*** QUOTED PASSAGE ***

This article is from our archives and has not been updated and integrated with our "new" site yet... Even so, it's still awesome - so keep reading!

Published on Mon, Feb 20, 2017

By: The LACar Editorial Staff


The Mecum auction in Pomona (Albert Wong)

Story by Doug Stokes Pictures by Albert J.K. Wong Pomona, Calif. The Mecum Auctions (surely you’ve seen one on television ... right ... way cool cars, trucks, motorcycles, even man cave memorabilia all being paraded across an open stage in front of a raucous crowd, each barely slowing down as they cross from left to right, only to pause for what seems split seconds with an auctioneer shouting, cajoling, challenging, and quite unsubtly suggesting prices that ratchet show on a gargantuan overheard scoreboard that flashes the current bid in bucks, euros, and two or three other basic world currencies) were just in town. The Mecum people took over a baker’s half dozen of buildings on the sprawling LA County Fairgrounds property on Friday the 16th and Saturday the 17th of February and brought something like 600(!) vehicles to market in a march which seemed as inexorable as it was rapid. No two alike (for the most part), each with its own back story, and each with some sort of a siren call to (surely more than) someone out there.


(Albert Wong for LA Car)

***

▸ **EXERCISE TASKS**:
1. From the article on the Mecum auction in Pomona, transcribe the part that opens with the words containing "This article is" and closes with "Pomona (Albert Wong)".
2. Summarize the article on the Mecum auction in Pomona in two sentences.

*** INFORMATION GIVEN ***

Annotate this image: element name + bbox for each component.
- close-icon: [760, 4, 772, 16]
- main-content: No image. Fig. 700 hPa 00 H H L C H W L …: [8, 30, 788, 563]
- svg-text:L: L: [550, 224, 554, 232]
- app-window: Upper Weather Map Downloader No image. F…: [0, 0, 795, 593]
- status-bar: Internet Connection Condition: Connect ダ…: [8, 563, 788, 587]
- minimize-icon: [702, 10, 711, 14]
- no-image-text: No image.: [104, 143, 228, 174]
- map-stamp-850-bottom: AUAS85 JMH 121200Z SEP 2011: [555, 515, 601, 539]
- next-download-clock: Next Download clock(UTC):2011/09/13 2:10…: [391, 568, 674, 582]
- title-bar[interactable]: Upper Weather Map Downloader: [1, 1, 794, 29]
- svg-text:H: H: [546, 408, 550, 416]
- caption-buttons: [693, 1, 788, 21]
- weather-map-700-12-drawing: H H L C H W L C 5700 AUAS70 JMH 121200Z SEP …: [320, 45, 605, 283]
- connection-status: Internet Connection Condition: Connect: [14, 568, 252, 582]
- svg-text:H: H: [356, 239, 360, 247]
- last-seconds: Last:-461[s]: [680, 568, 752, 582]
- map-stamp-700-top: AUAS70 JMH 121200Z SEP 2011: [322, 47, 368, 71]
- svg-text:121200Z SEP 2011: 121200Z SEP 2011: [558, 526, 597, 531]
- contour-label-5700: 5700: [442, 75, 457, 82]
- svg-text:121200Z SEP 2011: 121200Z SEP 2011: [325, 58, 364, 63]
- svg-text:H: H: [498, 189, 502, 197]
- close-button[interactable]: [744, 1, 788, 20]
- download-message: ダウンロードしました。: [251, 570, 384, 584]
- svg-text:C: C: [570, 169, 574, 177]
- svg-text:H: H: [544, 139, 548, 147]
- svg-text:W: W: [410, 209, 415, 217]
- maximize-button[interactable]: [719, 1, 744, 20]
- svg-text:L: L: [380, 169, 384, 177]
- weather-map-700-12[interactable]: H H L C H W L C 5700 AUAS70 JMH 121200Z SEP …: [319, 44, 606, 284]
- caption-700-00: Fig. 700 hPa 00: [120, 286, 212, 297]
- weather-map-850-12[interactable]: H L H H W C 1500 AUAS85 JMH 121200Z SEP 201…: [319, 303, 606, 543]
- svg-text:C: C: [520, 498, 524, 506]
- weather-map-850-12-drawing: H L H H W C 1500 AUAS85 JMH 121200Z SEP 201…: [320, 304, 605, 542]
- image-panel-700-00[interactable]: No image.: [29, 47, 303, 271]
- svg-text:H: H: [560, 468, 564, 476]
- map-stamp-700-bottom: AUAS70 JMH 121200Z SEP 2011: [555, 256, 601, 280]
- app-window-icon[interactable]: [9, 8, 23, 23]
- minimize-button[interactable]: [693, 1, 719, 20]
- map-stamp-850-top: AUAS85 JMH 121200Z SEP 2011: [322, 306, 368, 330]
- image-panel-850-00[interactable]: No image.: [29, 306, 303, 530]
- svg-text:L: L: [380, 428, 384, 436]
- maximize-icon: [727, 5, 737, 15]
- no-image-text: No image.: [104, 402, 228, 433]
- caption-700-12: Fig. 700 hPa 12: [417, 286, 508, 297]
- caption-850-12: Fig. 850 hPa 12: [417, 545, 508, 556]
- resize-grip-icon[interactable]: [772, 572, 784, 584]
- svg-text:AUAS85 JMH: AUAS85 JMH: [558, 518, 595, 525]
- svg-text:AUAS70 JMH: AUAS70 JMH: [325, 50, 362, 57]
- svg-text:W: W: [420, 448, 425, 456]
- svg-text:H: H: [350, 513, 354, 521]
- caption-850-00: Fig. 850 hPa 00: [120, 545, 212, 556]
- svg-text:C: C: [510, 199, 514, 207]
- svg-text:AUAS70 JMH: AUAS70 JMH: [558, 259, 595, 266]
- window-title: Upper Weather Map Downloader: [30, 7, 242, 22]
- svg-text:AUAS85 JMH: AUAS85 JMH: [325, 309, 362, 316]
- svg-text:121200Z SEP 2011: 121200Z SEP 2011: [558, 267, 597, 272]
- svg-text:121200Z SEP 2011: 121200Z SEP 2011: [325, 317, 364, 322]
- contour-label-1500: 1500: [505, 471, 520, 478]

***

▸ **TASK-BY-TASK ANSWERS**:
1.
This article is from our archives and has not been updated and integrated with our "new" site yet... Even so, it's still awesome - so keep reading!

Published on Mon, Feb 20, 2017

By: The LACar Editorial Staff


The Mecum auction in Pomona (Albert Wong)

2. Mecum Auctions came to Pomona, Calif., taking over about seven buildings at the LA County Fairgrounds on Friday the 16th and Saturday the 17th of February and bringing some 600 vehicles to market. Each vehicle, mostly one of a kind with its own back story, crossed an open stage while an auctioneer pushed bids shown on a huge scoreboard in dollars, euros and other currencies.